- **WHAT TO PRODUCE**
Scan the entries below and extract each line with the word "screenshot" in it.

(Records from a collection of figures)
^^^^^^^^^^^^^^^^
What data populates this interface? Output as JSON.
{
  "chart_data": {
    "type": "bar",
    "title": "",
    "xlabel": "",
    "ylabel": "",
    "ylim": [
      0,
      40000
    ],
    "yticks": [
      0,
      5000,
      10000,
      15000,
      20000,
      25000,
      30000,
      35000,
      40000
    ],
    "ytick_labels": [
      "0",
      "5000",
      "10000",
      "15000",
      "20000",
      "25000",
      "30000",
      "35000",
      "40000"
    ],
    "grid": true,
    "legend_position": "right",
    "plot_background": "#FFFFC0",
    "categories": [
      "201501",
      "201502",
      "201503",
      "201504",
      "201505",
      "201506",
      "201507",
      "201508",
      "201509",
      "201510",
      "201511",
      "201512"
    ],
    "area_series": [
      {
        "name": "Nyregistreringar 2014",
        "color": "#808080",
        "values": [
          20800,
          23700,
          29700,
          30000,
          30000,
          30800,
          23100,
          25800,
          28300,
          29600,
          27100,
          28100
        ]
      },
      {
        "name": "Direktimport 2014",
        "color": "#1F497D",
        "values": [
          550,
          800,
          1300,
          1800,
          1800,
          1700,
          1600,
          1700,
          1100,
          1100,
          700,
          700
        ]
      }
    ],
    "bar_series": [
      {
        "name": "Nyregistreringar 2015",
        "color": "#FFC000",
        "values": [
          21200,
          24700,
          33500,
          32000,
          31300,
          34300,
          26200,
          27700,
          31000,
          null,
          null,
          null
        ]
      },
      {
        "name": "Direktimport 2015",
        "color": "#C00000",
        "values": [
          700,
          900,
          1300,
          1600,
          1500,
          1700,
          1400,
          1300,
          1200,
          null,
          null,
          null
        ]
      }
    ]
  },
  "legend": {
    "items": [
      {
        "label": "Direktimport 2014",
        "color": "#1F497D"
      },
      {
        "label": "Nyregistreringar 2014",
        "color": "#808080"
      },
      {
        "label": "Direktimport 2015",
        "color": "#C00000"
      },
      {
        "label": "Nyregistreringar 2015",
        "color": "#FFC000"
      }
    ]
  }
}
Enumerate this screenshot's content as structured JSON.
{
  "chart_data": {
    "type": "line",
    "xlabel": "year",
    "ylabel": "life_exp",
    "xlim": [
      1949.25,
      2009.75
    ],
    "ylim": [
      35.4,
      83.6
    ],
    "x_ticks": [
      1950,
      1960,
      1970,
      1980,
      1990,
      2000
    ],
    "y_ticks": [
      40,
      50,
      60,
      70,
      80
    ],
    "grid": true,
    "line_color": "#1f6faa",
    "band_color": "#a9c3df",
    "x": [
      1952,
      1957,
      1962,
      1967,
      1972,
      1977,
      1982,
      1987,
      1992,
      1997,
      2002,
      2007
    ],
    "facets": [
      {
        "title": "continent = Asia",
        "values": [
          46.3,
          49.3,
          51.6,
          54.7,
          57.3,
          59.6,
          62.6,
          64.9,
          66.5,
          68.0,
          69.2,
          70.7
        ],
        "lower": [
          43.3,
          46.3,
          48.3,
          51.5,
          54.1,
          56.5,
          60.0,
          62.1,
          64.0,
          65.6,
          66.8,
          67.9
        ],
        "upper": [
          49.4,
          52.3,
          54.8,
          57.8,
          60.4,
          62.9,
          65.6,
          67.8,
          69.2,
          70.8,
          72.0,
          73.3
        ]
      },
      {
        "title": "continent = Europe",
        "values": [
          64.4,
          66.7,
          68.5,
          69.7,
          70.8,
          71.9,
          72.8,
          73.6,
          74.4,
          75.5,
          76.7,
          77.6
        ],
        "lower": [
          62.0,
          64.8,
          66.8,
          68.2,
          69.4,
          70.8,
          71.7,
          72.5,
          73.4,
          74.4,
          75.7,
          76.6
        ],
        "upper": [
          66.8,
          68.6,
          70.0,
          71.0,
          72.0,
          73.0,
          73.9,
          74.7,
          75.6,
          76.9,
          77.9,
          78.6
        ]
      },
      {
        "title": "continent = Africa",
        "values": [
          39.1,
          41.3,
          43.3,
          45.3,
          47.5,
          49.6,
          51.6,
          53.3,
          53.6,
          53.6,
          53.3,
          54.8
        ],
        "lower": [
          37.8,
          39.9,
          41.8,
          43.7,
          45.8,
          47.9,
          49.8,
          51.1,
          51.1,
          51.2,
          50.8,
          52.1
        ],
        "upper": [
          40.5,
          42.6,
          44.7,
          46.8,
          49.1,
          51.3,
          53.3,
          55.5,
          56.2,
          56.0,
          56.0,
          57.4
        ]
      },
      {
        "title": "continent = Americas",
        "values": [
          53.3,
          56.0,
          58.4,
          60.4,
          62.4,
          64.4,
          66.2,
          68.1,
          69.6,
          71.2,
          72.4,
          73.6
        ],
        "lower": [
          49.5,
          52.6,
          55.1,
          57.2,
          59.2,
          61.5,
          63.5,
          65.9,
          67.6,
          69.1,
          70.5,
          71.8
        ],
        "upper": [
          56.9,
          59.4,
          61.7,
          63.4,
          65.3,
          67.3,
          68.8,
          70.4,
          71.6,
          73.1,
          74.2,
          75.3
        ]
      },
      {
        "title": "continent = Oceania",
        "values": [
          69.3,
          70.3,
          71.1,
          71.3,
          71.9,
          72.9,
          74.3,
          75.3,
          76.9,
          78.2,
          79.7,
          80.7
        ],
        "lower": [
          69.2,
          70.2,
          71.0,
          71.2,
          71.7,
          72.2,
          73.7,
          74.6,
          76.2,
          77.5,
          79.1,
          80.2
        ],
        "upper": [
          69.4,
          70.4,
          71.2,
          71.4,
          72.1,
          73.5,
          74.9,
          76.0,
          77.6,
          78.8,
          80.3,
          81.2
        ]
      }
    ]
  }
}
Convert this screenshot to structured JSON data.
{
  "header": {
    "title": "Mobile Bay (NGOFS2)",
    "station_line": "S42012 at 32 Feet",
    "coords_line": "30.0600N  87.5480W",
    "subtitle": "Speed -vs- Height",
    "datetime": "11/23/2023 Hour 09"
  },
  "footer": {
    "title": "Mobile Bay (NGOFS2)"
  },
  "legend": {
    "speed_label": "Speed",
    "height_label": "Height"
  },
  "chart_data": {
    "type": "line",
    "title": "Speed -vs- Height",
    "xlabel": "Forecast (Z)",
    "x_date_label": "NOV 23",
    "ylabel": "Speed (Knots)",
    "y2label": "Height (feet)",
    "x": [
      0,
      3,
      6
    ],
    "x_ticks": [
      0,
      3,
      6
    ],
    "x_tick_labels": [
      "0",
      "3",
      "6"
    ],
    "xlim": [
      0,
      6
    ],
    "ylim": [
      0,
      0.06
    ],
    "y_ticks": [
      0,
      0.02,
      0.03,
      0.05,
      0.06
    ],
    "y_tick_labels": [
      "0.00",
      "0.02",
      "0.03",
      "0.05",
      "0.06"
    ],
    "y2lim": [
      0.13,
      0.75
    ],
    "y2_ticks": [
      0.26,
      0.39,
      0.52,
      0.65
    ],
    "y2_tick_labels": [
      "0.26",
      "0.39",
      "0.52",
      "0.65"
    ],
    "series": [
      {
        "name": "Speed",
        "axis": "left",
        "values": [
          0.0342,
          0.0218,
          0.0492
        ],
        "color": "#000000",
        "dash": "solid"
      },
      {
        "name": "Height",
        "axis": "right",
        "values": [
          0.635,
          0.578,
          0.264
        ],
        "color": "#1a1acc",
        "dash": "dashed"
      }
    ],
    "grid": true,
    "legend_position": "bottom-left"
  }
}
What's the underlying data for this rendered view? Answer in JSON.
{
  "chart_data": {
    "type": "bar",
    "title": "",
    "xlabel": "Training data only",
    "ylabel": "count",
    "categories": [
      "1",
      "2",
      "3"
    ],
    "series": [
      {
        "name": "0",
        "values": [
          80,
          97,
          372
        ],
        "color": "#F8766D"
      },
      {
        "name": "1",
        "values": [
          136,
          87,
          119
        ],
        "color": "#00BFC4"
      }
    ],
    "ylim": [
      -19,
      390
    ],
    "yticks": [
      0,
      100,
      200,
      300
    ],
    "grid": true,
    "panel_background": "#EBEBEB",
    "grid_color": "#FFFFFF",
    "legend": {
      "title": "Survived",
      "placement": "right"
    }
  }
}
^^^^^^^^^^^^^^^^
- **RESPONSE TO THE EXERCISE**
Enumerate this screenshot's content as structured JSON.
Convert this screenshot to structured JSON data.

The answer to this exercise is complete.